▸ Task instructions
Write each line out again exactly as written.

## start

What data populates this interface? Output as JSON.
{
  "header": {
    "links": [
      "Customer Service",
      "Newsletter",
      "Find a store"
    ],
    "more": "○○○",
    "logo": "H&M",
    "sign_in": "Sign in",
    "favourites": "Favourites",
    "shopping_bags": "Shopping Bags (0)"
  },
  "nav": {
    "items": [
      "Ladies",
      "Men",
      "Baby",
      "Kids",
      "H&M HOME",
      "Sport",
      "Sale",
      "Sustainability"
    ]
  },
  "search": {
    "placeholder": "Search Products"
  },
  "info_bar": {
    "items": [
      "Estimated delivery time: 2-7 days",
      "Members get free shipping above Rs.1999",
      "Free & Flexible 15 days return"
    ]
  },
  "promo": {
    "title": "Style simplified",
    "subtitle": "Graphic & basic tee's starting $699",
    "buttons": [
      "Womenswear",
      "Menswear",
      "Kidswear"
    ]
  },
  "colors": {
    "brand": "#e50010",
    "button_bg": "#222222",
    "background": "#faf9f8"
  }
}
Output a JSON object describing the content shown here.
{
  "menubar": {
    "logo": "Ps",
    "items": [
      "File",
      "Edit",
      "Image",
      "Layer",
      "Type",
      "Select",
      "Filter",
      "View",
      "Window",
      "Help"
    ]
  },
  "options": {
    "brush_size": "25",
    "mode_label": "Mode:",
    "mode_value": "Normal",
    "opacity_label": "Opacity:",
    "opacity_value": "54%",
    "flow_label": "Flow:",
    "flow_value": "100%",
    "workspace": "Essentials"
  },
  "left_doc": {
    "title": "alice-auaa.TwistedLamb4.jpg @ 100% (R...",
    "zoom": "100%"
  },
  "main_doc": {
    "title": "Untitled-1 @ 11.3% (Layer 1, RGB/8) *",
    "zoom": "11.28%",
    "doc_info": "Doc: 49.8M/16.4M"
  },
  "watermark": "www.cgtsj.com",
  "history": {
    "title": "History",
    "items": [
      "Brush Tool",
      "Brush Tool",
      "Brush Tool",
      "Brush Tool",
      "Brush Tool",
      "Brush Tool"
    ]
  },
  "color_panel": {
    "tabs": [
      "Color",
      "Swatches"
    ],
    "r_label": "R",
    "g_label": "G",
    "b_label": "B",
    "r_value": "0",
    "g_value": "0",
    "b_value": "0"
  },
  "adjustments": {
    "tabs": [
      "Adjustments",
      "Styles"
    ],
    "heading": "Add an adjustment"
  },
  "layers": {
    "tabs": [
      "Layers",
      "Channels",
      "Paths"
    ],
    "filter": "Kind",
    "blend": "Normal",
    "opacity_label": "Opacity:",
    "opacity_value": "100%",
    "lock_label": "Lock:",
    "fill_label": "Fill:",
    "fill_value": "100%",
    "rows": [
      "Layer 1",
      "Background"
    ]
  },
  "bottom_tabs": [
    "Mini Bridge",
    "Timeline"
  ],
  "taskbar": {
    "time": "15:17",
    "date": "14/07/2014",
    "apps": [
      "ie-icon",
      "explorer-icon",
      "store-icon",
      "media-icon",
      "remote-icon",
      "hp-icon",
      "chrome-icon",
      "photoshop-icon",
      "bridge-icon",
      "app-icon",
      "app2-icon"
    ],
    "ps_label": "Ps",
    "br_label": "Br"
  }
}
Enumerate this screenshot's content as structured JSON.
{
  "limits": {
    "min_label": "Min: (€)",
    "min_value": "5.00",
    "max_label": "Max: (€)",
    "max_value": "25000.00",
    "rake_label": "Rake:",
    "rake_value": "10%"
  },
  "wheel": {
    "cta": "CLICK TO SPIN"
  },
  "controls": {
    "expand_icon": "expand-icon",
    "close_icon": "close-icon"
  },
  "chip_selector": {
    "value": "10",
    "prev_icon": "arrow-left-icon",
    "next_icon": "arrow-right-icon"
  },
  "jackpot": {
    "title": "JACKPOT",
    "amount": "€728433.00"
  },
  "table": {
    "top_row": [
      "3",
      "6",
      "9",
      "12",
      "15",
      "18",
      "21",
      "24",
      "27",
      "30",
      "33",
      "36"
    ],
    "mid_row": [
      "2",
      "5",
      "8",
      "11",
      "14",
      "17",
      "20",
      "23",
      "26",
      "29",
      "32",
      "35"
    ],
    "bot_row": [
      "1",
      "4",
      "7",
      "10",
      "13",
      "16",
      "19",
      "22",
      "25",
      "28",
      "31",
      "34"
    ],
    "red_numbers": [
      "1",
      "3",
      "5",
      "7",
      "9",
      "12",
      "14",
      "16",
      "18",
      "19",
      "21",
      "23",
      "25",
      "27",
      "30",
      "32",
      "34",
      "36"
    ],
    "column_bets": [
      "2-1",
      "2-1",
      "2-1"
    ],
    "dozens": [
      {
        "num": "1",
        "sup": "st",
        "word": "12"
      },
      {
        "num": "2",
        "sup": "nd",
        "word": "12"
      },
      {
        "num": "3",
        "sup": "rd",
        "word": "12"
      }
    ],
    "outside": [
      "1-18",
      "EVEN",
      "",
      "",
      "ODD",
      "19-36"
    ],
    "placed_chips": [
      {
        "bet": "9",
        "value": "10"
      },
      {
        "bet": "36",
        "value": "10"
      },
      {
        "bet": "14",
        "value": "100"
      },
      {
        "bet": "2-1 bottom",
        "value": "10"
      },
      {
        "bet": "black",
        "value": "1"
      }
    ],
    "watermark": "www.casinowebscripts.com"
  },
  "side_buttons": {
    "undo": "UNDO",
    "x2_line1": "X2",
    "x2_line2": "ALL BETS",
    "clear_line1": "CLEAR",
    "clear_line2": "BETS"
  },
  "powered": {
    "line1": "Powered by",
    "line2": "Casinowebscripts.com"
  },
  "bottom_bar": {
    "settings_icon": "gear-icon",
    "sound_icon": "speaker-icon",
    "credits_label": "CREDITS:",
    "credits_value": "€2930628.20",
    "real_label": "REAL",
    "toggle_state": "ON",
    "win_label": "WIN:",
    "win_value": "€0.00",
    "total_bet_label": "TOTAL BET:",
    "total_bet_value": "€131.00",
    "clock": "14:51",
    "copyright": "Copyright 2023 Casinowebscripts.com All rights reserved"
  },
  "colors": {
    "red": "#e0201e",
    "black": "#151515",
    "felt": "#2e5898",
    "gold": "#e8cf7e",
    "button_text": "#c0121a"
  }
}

## end

▸ Written answer
What data populates this interface? Output as JSON.
{
  "header": {
    "links": [
      "Customer Service",
      "Newsletter",
      "Find a store"
    ],
    "more": "○○○",
    "logo": "H&M",
    "sign_in": "Sign in",
    "favourites": "Favourites",
    "shopping_bags": "Shopping Bags (0)"
  },
  "nav": {
    "items": [
      "Ladies",
      "Men",
      "Baby",
      "Kids",
      "H&M HOME",
      "Sport",
      "Sale",
      "Sustainability"
    ]
  },
  "search": {
    "placeholder": "Search Products"
  },
  "info_bar": {
    "items": [
      "Estimated delivery time: 2-7 days",
      "Members get free shipping above Rs.1999",
      "Free & Flexible 15 days return"
    ]
  },
  "promo": {
    "title": "Style simplified",
    "subtitle": "Graphic & basic tee's starting $699",
    "buttons": [
      "Womenswear",
      "Menswear",
      "Kidswear"
    ]
  },
  "colors": {
    "brand": "#e50010",
    "button_bg": "#222222",
    "background": "#faf9f8"
  }
}
Output a JSON object describing the content shown here.
{
  "menubar": {
    "logo": "Ps",
    "items": [
      "File",
      "Edit",
      "Image",
      "Layer",
      "Type",
      "Select",
      "Filter",
      "View",
      "Window",
      "Help"
    ]
  },
  "options": {
    "brush_size": "25",
    "mode_label": "Mode:",
    "mode_value": "Normal",
    "opacity_label": "Opacity:",
    "opacity_value": "54%",
    "flow_label": "Flow:",
    "flow_value": "100%",
    "workspace": "Essentials"
  },
  "left_doc": {
    "title": "alice-auaa.TwistedLamb4.jpg @ 100% (R...",
    "zoom": "100%"
  },
  "main_doc": {
    "title": "Untitled-1 @ 11.3% (Layer 1, RGB/8) *",
    "zoom": "11.28%",
    "doc_info": "Doc: 49.8M/16.4M"
  },
  "watermark": "www.cgtsj.com",
  "history": {
    "title": "History",
    "items": [
      "Brush Tool",
      "Brush Tool",
      "Brush Tool",
      "Brush Tool",
      "Brush Tool",
      "Brush Tool"
    ]
  },
  "color_panel": {
    "tabs": [
      "Color",
      "Swatches"
    ],
    "r_label": "R",
    "g_label": "G",
    "b_label": "B",
    "r_value": "0",
    "g_value": "0",
    "b_value": "0"
  },
  "adjustments": {
    "tabs": [
      "Adjustments",
      "Styles"
    ],
    "heading": "Add an adjustment"
  },
  "layers": {
    "tabs": [
      "Layers",
      "Channels",
      "Paths"
    ],
    "filter": "Kind",
    "blend": "Normal",
    "opacity_label": "Opacity:",
    "opacity_value": "100%",
    "lock_label": "Lock:",
    "fill_label": "Fill:",
    "fill_value": "100%",
    "rows": [
      "Layer 1",
      "Background"
    ]
  },
  "bottom_tabs": [
    "Mini Bridge",
    "Timeline"
  ],
  "taskbar": {
    "time": "15:17",
    "date": "14/07/2014",
    "apps": [
      "ie-icon",
      "explorer-icon",
      "store-icon",
      "media-icon",
      "remote-icon",
      "hp-icon",
      "chrome-icon",
      "photoshop-icon",
      "bridge-icon",
      "app-icon",
      "app2-icon"
    ],
    "ps_label": "Ps",
    "br_label": "Br"
  }
}
Enumerate this screenshot's content as structured JSON.
{
  "limits": {
    "min_label": "Min: (€)",
    "min_value": "5.00",
    "max_label": "Max: (€)",
    "max_value": "25000.00",
    "rake_label": "Rake:",
    "rake_value": "10%"
  },
  "wheel": {
    "cta": "CLICK TO SPIN"
  },
  "controls": {
    "expand_icon": "expand-icon",
    "close_icon": "close-icon"
  },
  "chip_selector": {
    "value": "10",
    "prev_icon": "arrow-left-icon",
    "next_icon": "arrow-right-icon"
  },
  "jackpot": {
    "title": "JACKPOT",
    "amount": "€728433.00"
  },
  "table": {
    "top_row": [
      "3",
      "6",
      "9",
      "12",
      "15",
      "18",
      "21",
      "24",
      "27",
      "30",
      "33",
      "36"
    ],
    "mid_row": [
      "2",
      "5",
      "8",
      "11",
      "14",
      "17",
      "20",
      "23",
      "26",
      "29",
      "32",
      "35"
    ],
    "bot_row": [
      "1",
      "4",
      "7",
      "10",
      "13",
      "16",
      "19",
      "22",
      "25",
      "28",
      "31",
      "34"
    ],
    "red_numbers": [
      "1",
      "3",
      "5",
      "7",
      "9",
      "12",
      "14",
      "16",
      "18",
      "19",
      "21",
      "23",
      "25",
      "27",
      "30",
      "32",
      "34",
      "36"
    ],
    "column_bets": [
      "2-1",
      "2-1",
      "2-1"
    ],
    "dozens": [
      {
        "num": "1",
        "sup": "st",
        "word": "12"
      },
      {
        "num": "2",
        "sup": "nd",
        "word": "12"
      },
      {
        "num": "3",
        "sup": "rd",
        "word": "12"
      }
    ],
    "outside": [
      "1-18",
      "EVEN",
      "",
      "",
      "ODD",
      "19-36"
    ],
    "placed_chips": [
      {
        "bet": "9",
        "value": "10"
      },
      {
        "bet": "36",
        "value": "10"
      },
      {
        "bet": "14",
        "value": "100"
      },
      {
        "bet": "2-1 bottom",
        "value": "10"
      },
      {
        "bet": "black",
        "value": "1"
      }
    ],
    "watermark": "www.casinowebscripts.com"
  },
  "side_buttons": {
    "undo": "UNDO",
    "x2_line1": "X2",
    "x2_line2": "ALL BETS",
    "clear_line1": "CLEAR",
    "clear_line2": "BETS"
  },
  "powered": {
    "line1": "Powered by",
    "line2": "Casinowebscripts.com"
  },
  "bottom_bar": {
    "settings_icon": "gear-icon",
    "sound_icon": "speaker-icon",
    "credits_label": "CREDITS:",
    "credits_value": "€2930628.20",
    "real_label": "REAL",
    "toggle_state": "ON",
    "win_label": "WIN:",
    "win_value": "€0.00",
    "total_bet_label": "TOTAL BET:",
    "total_bet_value": "€131.00",
    "clock": "14:51",
    "copyright": "Copyright 2023 Casinowebscripts.com All rights reserved"
  },
  "colors": {
    "red": "#e0201e",
    "black": "#151515",
    "felt": "#2e5898",
    "gold": "#e8cf7e",
    "button_text": "#c0121a"
  }
}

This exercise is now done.